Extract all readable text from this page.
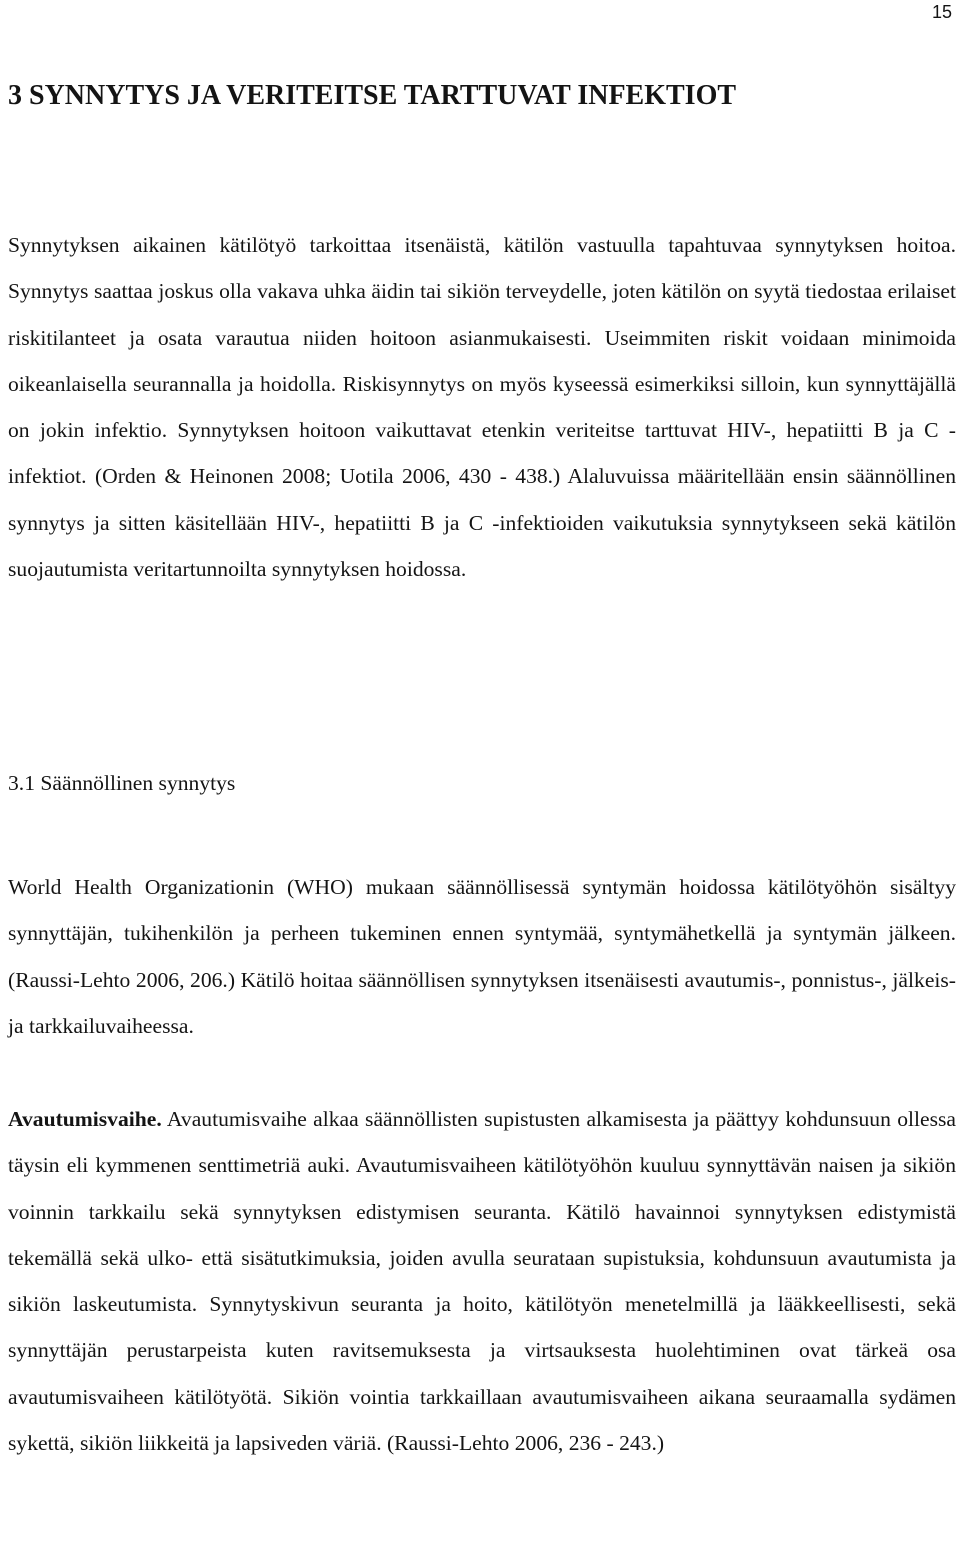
15
3 SYNNYTYS JA VERITEITSE TARTTUVAT INFEKTIOT

Synnytyksen aikainen kätilötyö tarkoittaa itsenäistä, kätilön vastuulla tapahtuvaa synnytyksen hoitoa. Synnytys saattaa joskus olla vakava uhka äidin tai sikiön terveydelle, joten kätilön on syytä tiedostaa erilaiset riskitilanteet ja osata varautua niiden hoitoon asianmukaisesti. Useimmiten riskit voidaan minimoida oikeanlaisella seurannalla ja hoidolla. Riskisynnytys on myös kyseessä esimerkiksi silloin, kun synnyttäjällä on jokin infektio. Synnytyksen hoitoon vaikuttavat etenkin veriteitse tarttuvat HIV-, hepatiitti B ja C -infektiot. (Orden & Heinonen 2008; Uotila 2006, 430 - 438.) Alaluvuissa määritellään ensin säännöllinen synnytys ja sitten käsitellään HIV-, hepatiitti B ja C -infektioiden vaikutuksia synnytykseen sekä kätilön suojautumista veritartunnoilta synnytyksen hoidossa.

3.1 Säännöllinen synnytys

World Health Organizationin (WHO) mukaan säännöllisessä syntymän hoidossa kätilötyöhön sisältyy synnyttäjän, tukihenkilön ja perheen tukeminen ennen syntymää, syntymähetkellä ja syntymän jälkeen. (Raussi-Lehto 2006, 206.) Kätilö hoitaa säännöllisen synnytyksen itsenäisesti avautumis-, ponnistus-, jälkeis- ja tarkkailuvaiheessa.

Avautumisvaihe. Avautumisvaihe alkaa säännöllisten supistusten alkamisesta ja päättyy kohdunsuun ollessa täysin eli kymmenen senttimetriä auki. Avautumisvaiheen kätilötyöhön kuuluu synnyttävän naisen ja sikiön voinnin tarkkailu sekä synnytyksen edistymisen seuranta. Kätilö havainnoi synnytyksen edistymistä tekemällä sekä ulko- että sisätutkimuksia, joiden avulla seurataan supistuksia, kohdunsuun avautumista ja sikiön laskeutumista. Synnytyskivun seuranta ja hoito, kätilötyön menetelmillä ja lääkkeellisesti, sekä synnyttäjän perustarpeista kuten ravitsemuksesta ja virtsauksesta huolehtiminen ovat tärkeä osa avautumisvaiheen kätilötyötä. Sikiön vointia tarkkaillaan avautumisvaiheen aikana seuraamalla sydämen sykettä, sikiön liikkeitä ja lapsiveden väriä. (Raussi-Lehto 2006, 236 - 243.)
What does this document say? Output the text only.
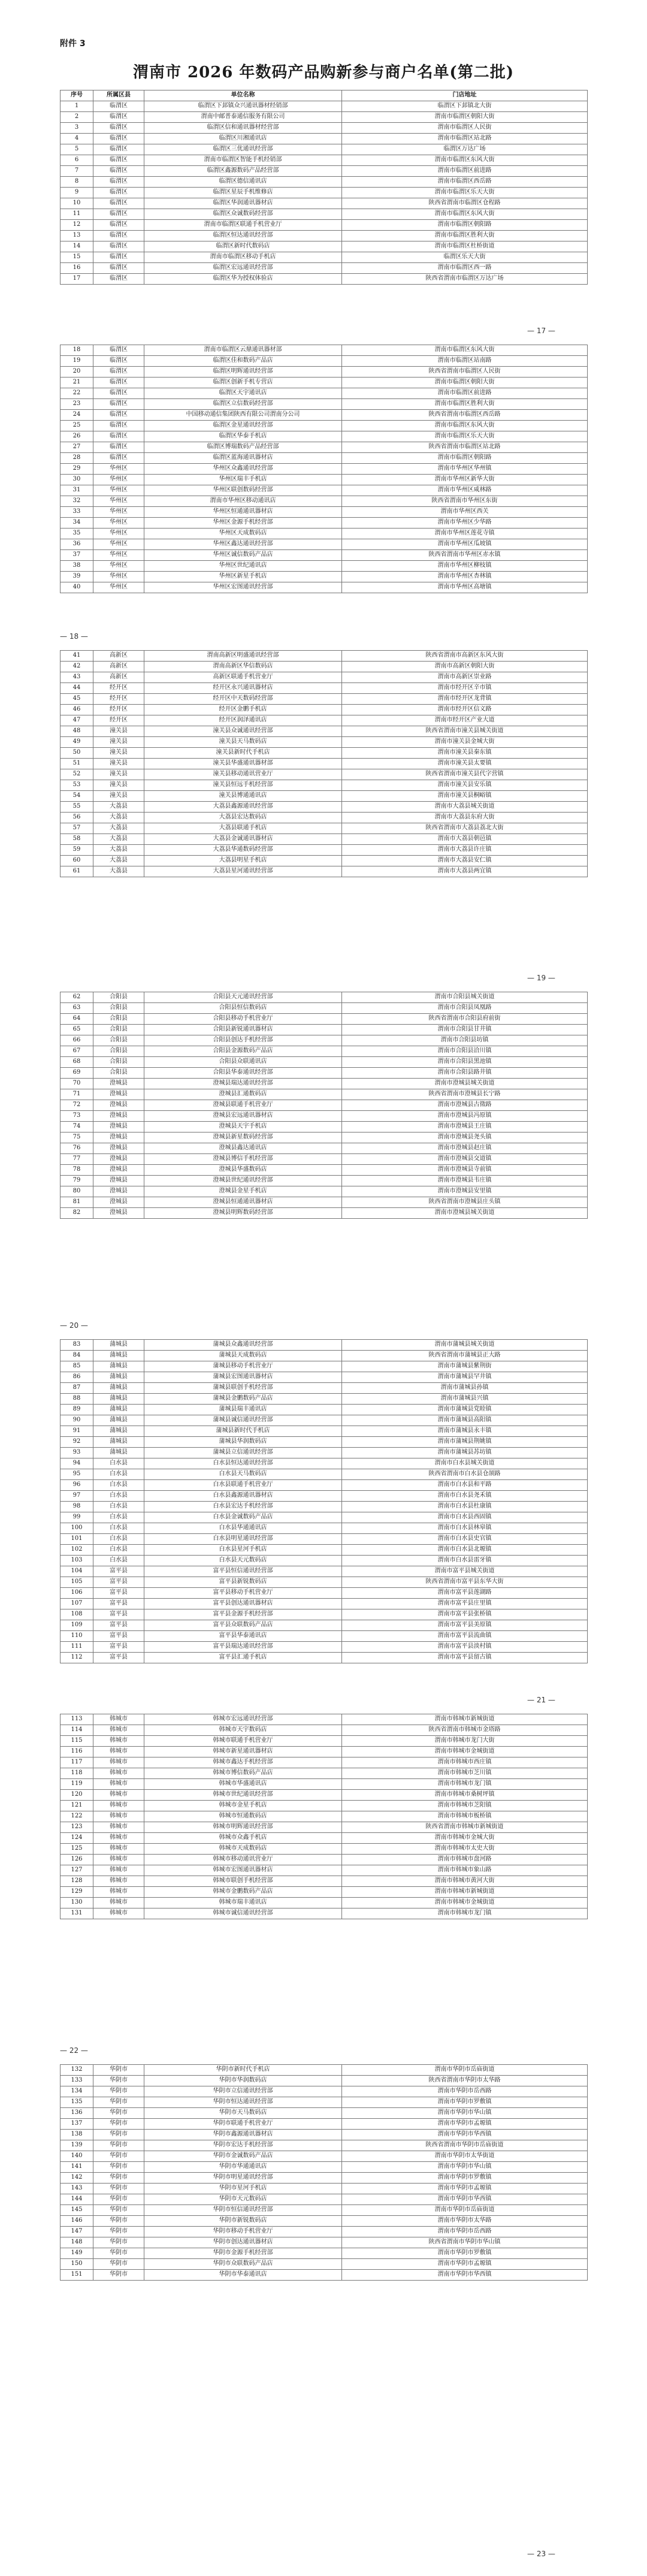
附件 3
渭南市 2026 年数码产品购新参与商户名单(第二批)
序号	所属区县	单位名称	门店地址
1	临渭区	临渭区下邽镇众兴通讯器材经销部	临渭区下邽镇北大街
2	临渭区	渭南中邮普泰通信服务有限公司	渭南市临渭区朝阳大街
3	临渭区	临渭区信和通讯器材经营部	渭南市临渭区人民街
4	临渭区	临渭区川湘通讯店	渭南市临渭区站北路
5	临渭区	临渭区三优通讯经营部	临渭区万达广场
6	临渭区	渭南市临渭区智能手机经销部	渭南市临渭区东风大街
7	临渭区	临渭区鑫源数码产品经营部	渭南市临渭区前进路
8	临渭区	临渭区德信通讯店	渭南市临渭区西岳路
9	临渭区	临渭区星辰手机维修店	渭南市临渭区乐天大街
10	临渭区	临渭区华润通讯器材店	陕西省渭南市临渭区仓程路
11	临渭区	临渭区众诚数码经营部	渭南市临渭区东风大街
12	临渭区	渭南市临渭区联通手机营业厅	渭南市临渭区朝阳路
13	临渭区	临渭区恒达通讯经营部	渭南市临渭区胜利大街
14	临渭区	临渭区新时代数码店	渭南市临渭区杜桥街道
15	临渭区	渭南市临渭区移动手机店	临渭区乐天大街
16	临渭区	临渭区宏远通讯经营部	渭南市临渭区西一路
17	临渭区	临渭区华为授权体验店	陕西省渭南市临渭区万达广场
18	临渭区	渭南市临渭区云鼎通讯器材部	渭南市临渭区东风大街
19	临渭区	临渭区佳和数码产品店	渭南市临渭区站南路
20	临渭区	临渭区明辉通讯经营部	陕西省渭南市临渭区人民街
21	临渭区	临渭区创新手机专营店	渭南市临渭区朝阳大街
22	临渭区	临渭区天宇通讯店	渭南市临渭区前进路
23	临渭区	临渭区立信数码经营部	渭南市临渭区胜利大街
24	临渭区	中国移动通信集团陕西有限公司渭南分公司	陕西省渭南市临渭区西岳路
25	临渭区	临渭区金星通讯经营部	渭南市临渭区东风大街
26	临渭区	临渭区华泰手机店	渭南市临渭区乐天大街
27	临渭区	临渭区博瑞数码产品经营部	陕西省渭南市临渭区站北路
28	临渭区	临渭区蓝海通讯器材店	渭南市临渭区朝阳路
29	华州区	华州区众鑫通讯经营部	渭南市华州区华州镇
30	华州区	华州区瑞丰手机店	渭南市华州区新华大街
31	华州区	华州区联创数码经营部	渭南市华州区咸林路
32	华州区	渭南市华州区移动通讯店	陕西省渭南市华州区东街
33	华州区	华州区恒通通讯器材店	渭南市华州区西关
34	华州区	华州区金源手机经营部	渭南市华州区少华路
35	华州区	华州区天成数码店	渭南市华州区莲花寺镇
36	华州区	华州区鑫达通讯经营部	渭南市华州区瓜坡镇
37	华州区	华州区诚信数码产品店	陕西省渭南市华州区赤水镇
38	华州区	华州区世纪通讯店	渭南市华州区柳枝镇
39	华州区	华州区新星手机店	渭南市华州区杏林镇
40	华州区	华州区宏图通讯经营部	渭南市华州区高塘镇
41	高新区	渭南高新区明盛通讯经营部	陕西省渭南市高新区东风大街
42	高新区	渭南高新区华信数码店	渭南市高新区朝阳大街
43	高新区	高新区联通手机营业厅	渭南市高新区崇业路
44	经开区	经开区永兴通讯器材店	渭南市经开区辛市镇
45	经开区	经开区中天数码经营部	渭南市经开区龙背镇
46	经开区	经开区金鹏手机店	渭南市经开区信义路
47	经开区	经开区润泽通讯店	渭南市经开区产业大道
48	潼关县	潼关县众诚通讯经营部	陕西省渭南市潼关县城关街道
49	潼关县	潼关县天马数码店	渭南市潼关县金城大街
50	潼关县	潼关县新时代手机店	渭南市潼关县秦东镇
51	潼关县	潼关县华盛通讯器材部	渭南市潼关县太要镇
52	潼关县	潼关县移动通讯营业厅	陕西省渭南市潼关县代字营镇
53	潼关县	潼关县恒远手机经营部	渭南市潼关县安乐镇
54	潼关县	潼关县博通通讯店	渭南市潼关县桐峪镇
55	大荔县	大荔县鑫源通讯经营部	渭南市大荔县城关街道
56	大荔县	大荔县宏达数码店	渭南市大荔县东府大街
57	大荔县	大荔县联通手机店	陕西省渭南市大荔县荔北大街
58	大荔县	大荔县金诚通讯器材店	渭南市大荔县朝邑镇
59	大荔县	大荔县华通数码经营部	渭南市大荔县许庄镇
60	大荔县	大荔县明星手机店	渭南市大荔县安仁镇
61	大荔县	大荔县星河通讯经营部	渭南市大荔县两宜镇
62	合阳县	合阳县天元通讯经营部	渭南市合阳县城关街道
63	合阳县	合阳县恒信数码店	渭南市合阳县凤凰路
64	合阳县	合阳县移动手机营业厅	陕西省渭南市合阳县府前街
65	合阳县	合阳县新锐通讯器材店	渭南市合阳县甘井镇
66	合阳县	合阳县创达手机经营部	渭南市合阳县坊镇
67	合阳县	合阳县金源数码产品店	渭南市合阳县洽川镇
68	合阳县	合阳县众联通讯店	渭南市合阳县黑池镇
69	合阳县	合阳县华泰通讯经营部	渭南市合阳县路井镇
70	澄城县	澄城县瑞达通讯经营部	渭南市澄城县城关街道
71	澄城县	澄城县汇通数码店	陕西省渭南市澄城县长宁路
72	澄城县	澄城县联通手机营业厅	渭南市澄城县古徵路
73	澄城县	澄城县宏远通讯器材店	渭南市澄城县冯原镇
74	澄城县	澄城县天宇手机店	渭南市澄城县王庄镇
75	澄城县	澄城县新星数码经营部	渭南市澄城县尧头镇
76	澄城县	澄城县鑫达通讯店	渭南市澄城县赵庄镇
77	澄城县	澄城县博信手机经营部	渭南市澄城县交道镇
78	澄城县	澄城县华盛数码店	渭南市澄城县寺前镇
79	澄城县	澄城县世纪通讯经营部	渭南市澄城县韦庄镇
80	澄城县	澄城县金星手机店	渭南市澄城县安里镇
81	澄城县	澄城县恒通通讯器材店	陕西省渭南市澄城县庄头镇
82	澄城县	澄城县明辉数码经营部	渭南市澄城县城关街道
83	蒲城县	蒲城县众鑫通讯经营部	渭南市蒲城县城关街道
84	蒲城县	蒲城县天成数码店	陕西省渭南市蒲城县正大路
85	蒲城县	蒲城县移动手机营业厅	渭南市蒲城县紫荆街
86	蒲城县	蒲城县宏图通讯器材店	渭南市蒲城县罕井镇
87	蒲城县	蒲城县联创手机经营部	渭南市蒲城县孙镇
88	蒲城县	蒲城县金鹏数码产品店	渭南市蒲城县兴镇
89	蒲城县	蒲城县瑞丰通讯店	渭南市蒲城县党睦镇
90	蒲城县	蒲城县诚信通讯经营部	渭南市蒲城县高阳镇
91	蒲城县	蒲城县新时代手机店	渭南市蒲城县永丰镇
92	蒲城县	蒲城县华润数码店	渭南市蒲城县荆姚镇
93	蒲城县	蒲城县立信通讯经营部	渭南市蒲城县苏坊镇
94	白水县	白水县恒达通讯经营部	渭南市白水县城关街道
95	白水县	白水县天马数码店	陕西省渭南市白水县仓颉路
96	白水县	白水县联通手机营业厅	渭南市白水县和平路
97	白水县	白水县鑫源通讯器材店	渭南市白水县尧禾镇
98	白水县	白水县宏达手机经营部	渭南市白水县杜康镇
99	白水县	白水县金诚数码产品店	渭南市白水县西固镇
100	白水县	白水县华通通讯店	渭南市白水县林皋镇
101	白水县	白水县明星通讯经营部	渭南市白水县史官镇
102	白水县	白水县星河手机店	渭南市白水县北塬镇
103	白水县	白水县天元数码店	渭南市白水县雷牙镇
104	富平县	富平县恒信通讯经营部	渭南市富平县城关街道
105	富平县	富平县新锐数码店	陕西省渭南市富平县东华大街
106	富平县	富平县移动手机营业厅	渭南市富平县莲湖路
107	富平县	富平县创达通讯器材店	渭南市富平县庄里镇
108	富平县	富平县金源手机经营部	渭南市富平县张桥镇
109	富平县	富平县众联数码产品店	渭南市富平县美原镇
110	富平县	富平县华泰通讯店	渭南市富平县流曲镇
111	富平县	富平县瑞达通讯经营部	渭南市富平县淡村镇
112	富平县	富平县汇通手机店	渭南市富平县留古镇
113	韩城市	韩城市宏远通讯经营部	渭南市韩城市新城街道
114	韩城市	韩城市天宇数码店	陕西省渭南市韩城市金塔路
115	韩城市	韩城市联通手机营业厅	渭南市韩城市龙门大街
116	韩城市	韩城市新星通讯器材店	渭南市韩城市金城街道
117	韩城市	韩城市鑫达手机经营部	渭南市韩城市西庄镇
118	韩城市	韩城市博信数码产品店	渭南市韩城市芝川镇
119	韩城市	韩城市华盛通讯店	渭南市韩城市龙门镇
120	韩城市	韩城市世纪通讯经营部	渭南市韩城市桑树坪镇
121	韩城市	韩城市金星手机店	渭南市韩城市芝阳镇
122	韩城市	韩城市恒通数码店	渭南市韩城市板桥镇
123	韩城市	韩城市明辉通讯经营部	陕西省渭南市韩城市新城街道
124	韩城市	韩城市众鑫手机店	渭南市韩城市金城大街
125	韩城市	韩城市天成数码店	渭南市韩城市太史大街
126	韩城市	韩城市移动通讯营业厅	渭南市韩城市盘河路
127	韩城市	韩城市宏图通讯器材店	渭南市韩城市象山路
128	韩城市	韩城市联创手机经营部	渭南市韩城市黄河大街
129	韩城市	韩城市金鹏数码产品店	渭南市韩城市新城街道
130	韩城市	韩城市瑞丰通讯店	渭南市韩城市金城街道
131	韩城市	韩城市诚信通讯经营部	渭南市韩城市龙门镇
132	华阴市	华阴市新时代手机店	渭南市华阴市岳庙街道
133	华阴市	华阴市华润数码店	陕西省渭南市华阴市太华路
134	华阴市	华阴市立信通讯经营部	渭南市华阴市岳西路
135	华阴市	华阴市恒达通讯经营部	渭南市华阴市罗敷镇
136	华阴市	华阴市天马数码店	渭南市华阴市华山镇
137	华阴市	华阴市联通手机营业厅	渭南市华阴市孟塬镇
138	华阴市	华阴市鑫源通讯器材店	渭南市华阴市华西镇
139	华阴市	华阴市宏达手机经营部	陕西省渭南市华阴市岳庙街道
140	华阴市	华阴市金诚数码产品店	渭南市华阴市太华街道
141	华阴市	华阴市华通通讯店	渭南市华阴市华山镇
142	华阴市	华阴市明星通讯经营部	渭南市华阴市罗敷镇
143	华阴市	华阴市星河手机店	渭南市华阴市孟塬镇
144	华阴市	华阴市天元数码店	渭南市华阴市华西镇
145	华阴市	华阴市恒信通讯经营部	渭南市华阴市岳庙街道
146	华阴市	华阴市新锐数码店	渭南市华阴市太华路
147	华阴市	华阴市移动手机营业厅	渭南市华阴市岳西路
148	华阴市	华阴市创达通讯器材店	陕西省渭南市华阴市华山镇
149	华阴市	华阴市金源手机经营部	渭南市华阴市罗敷镇
150	华阴市	华阴市众联数码产品店	渭南市华阴市孟塬镇
151	华阴市	华阴市华泰通讯店	渭南市华阴市华西镇
— 17 —
— 18 —
— 19 —
— 20 —
— 21 —
— 22 —
— 23 —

—————

# [Task to complete]
Write out every line of the data that holds the word "渭南市韩城市金城街道".

# [Written answer]
116	韩城市	韩城市新星通讯器材店	渭南市韩城市金城街道
130	韩城市	韩城市瑞丰通讯店	渭南市韩城市金城街道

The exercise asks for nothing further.